**Exercise instructions**. Check each line for the string "school" and give only the count of lines that have it.

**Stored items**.
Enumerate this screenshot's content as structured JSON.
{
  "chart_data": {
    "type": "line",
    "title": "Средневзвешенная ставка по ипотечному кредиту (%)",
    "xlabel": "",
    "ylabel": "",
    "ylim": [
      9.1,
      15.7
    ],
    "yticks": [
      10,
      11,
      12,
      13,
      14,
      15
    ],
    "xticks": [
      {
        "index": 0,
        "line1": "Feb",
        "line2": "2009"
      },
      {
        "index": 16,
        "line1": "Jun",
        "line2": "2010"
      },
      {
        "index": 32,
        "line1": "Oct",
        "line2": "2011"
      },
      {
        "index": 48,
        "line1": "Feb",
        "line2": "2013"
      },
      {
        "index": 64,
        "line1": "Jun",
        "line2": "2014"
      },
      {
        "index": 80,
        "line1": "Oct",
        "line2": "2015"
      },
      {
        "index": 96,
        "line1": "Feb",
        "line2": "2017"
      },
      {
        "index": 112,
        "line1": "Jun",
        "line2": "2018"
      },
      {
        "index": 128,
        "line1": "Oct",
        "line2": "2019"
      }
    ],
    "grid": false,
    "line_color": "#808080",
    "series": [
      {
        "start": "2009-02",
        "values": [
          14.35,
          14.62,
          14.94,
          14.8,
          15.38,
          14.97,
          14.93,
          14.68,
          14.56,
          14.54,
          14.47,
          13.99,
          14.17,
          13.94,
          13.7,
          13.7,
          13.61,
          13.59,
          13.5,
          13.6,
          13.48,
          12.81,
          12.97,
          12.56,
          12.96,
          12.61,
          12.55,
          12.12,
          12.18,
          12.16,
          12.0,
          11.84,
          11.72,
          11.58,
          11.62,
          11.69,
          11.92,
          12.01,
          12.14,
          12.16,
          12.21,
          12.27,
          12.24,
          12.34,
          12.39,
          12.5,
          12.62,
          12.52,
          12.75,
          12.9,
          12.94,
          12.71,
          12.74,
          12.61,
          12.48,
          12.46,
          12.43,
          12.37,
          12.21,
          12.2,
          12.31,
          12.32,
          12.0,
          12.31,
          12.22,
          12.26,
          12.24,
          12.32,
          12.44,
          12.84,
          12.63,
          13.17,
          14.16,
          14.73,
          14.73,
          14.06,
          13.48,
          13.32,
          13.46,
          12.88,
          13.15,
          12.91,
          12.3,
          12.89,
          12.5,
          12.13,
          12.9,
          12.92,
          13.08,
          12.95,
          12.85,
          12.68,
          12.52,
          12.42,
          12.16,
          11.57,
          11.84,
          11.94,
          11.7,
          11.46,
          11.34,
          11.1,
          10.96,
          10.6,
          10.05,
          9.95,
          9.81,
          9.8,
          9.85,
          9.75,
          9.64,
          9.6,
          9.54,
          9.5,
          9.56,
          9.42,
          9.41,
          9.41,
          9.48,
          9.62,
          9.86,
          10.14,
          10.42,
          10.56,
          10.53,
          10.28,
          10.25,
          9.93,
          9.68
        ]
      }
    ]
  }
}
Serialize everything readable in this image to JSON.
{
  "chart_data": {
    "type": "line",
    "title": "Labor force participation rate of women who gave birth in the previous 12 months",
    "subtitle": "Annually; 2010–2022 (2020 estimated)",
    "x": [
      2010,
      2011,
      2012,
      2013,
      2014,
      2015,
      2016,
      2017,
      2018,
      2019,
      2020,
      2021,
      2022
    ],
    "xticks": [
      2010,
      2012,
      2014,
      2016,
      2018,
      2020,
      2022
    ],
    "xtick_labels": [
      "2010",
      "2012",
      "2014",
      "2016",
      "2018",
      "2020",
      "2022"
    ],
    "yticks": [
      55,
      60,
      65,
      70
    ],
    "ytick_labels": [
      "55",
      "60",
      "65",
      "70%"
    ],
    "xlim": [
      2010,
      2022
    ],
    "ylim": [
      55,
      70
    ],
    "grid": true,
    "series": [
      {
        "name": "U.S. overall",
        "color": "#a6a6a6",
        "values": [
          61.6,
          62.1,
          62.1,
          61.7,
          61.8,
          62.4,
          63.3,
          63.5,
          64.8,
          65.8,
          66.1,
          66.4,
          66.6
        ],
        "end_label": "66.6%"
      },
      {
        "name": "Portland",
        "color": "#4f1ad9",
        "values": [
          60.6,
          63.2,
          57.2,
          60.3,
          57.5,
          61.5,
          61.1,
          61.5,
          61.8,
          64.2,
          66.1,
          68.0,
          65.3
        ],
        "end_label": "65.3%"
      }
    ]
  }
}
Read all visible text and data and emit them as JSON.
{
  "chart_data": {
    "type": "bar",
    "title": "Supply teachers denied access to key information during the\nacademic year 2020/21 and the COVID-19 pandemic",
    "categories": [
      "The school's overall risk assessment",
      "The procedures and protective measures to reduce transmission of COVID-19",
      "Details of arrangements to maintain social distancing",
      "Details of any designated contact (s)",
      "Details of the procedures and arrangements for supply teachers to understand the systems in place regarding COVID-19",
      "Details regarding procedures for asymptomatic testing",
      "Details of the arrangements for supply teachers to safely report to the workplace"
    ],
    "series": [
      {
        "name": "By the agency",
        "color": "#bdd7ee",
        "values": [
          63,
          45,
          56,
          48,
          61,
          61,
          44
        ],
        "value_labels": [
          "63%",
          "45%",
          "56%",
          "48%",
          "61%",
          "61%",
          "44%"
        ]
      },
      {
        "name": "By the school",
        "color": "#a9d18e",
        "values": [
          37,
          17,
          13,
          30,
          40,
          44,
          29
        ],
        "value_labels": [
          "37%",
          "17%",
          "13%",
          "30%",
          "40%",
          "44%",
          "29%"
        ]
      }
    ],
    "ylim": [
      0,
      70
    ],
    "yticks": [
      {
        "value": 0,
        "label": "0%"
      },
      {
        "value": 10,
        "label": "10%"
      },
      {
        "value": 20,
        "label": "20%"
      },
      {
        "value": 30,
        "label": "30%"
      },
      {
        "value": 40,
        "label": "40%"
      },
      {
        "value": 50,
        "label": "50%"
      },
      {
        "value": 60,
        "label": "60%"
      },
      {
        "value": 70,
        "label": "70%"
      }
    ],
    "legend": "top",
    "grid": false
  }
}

**Answer to this task**. 2